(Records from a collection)
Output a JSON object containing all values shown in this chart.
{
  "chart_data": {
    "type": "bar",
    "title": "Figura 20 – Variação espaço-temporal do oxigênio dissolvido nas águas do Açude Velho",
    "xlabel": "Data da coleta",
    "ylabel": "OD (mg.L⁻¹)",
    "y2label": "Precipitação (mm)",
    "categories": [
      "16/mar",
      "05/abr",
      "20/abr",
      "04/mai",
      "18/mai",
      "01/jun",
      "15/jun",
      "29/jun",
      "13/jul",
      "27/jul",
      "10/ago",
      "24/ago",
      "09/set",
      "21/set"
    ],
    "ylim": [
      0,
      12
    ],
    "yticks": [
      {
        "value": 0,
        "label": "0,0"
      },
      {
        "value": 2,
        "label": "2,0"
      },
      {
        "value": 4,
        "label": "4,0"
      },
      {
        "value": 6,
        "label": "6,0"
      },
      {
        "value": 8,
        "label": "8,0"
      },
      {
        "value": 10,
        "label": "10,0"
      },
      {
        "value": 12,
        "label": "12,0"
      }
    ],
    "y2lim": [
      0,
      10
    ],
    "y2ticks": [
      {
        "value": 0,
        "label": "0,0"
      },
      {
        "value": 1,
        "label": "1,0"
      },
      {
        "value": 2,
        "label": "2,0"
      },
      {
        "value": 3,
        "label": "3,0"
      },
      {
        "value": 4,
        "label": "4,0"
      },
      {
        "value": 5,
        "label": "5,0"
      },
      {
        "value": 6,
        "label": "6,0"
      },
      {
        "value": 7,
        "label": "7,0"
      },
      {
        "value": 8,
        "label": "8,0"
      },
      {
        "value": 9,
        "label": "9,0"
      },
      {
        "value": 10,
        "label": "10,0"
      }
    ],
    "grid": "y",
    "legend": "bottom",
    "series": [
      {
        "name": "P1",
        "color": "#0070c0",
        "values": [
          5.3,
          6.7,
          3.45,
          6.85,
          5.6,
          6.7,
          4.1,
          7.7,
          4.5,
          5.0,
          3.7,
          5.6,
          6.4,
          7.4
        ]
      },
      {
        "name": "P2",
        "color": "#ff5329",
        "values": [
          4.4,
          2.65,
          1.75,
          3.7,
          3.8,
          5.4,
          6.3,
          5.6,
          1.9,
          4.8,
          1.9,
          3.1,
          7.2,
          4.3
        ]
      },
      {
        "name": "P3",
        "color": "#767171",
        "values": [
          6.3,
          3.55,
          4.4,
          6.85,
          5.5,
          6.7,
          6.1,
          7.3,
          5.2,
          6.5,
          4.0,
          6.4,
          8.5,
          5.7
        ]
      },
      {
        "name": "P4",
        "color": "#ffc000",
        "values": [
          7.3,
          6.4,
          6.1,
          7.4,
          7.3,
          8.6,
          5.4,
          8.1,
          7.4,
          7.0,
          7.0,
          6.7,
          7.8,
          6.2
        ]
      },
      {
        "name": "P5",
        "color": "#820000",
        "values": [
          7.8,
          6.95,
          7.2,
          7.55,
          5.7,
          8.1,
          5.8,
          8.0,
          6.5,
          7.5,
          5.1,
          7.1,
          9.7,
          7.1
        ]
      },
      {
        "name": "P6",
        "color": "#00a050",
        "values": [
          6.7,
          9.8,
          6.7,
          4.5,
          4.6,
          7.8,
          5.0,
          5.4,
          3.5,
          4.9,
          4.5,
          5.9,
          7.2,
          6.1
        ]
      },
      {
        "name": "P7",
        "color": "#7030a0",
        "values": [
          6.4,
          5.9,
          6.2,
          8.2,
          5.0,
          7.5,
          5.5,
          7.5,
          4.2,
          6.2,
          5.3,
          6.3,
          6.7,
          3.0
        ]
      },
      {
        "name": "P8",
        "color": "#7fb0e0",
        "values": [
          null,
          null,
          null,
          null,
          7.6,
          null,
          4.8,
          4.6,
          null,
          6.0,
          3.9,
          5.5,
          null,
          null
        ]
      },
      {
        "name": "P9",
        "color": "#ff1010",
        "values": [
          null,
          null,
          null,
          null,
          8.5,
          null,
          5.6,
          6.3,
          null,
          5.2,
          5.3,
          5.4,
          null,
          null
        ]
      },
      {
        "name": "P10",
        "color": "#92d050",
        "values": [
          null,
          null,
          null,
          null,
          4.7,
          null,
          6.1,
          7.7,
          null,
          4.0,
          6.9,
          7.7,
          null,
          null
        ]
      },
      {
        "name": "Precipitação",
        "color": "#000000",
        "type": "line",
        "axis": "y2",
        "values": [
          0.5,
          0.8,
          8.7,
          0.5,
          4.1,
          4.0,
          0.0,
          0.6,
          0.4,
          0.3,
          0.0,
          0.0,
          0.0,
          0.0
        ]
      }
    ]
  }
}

§ THE REQUEST
Using the entries above, return each line in which the word "color" occurs.

§ RESPONSE
        "color": "#0070c0",
        "color": "#ff5329",
        "color": "#767171",
        "color": "#ffc000",
        "color": "#820000",
        "color": "#00a050",
        "color": "#7030a0",
        "color": "#7fb0e0",
        "color": "#ff1010",
        "color": "#92d050",
        "color": "#000000",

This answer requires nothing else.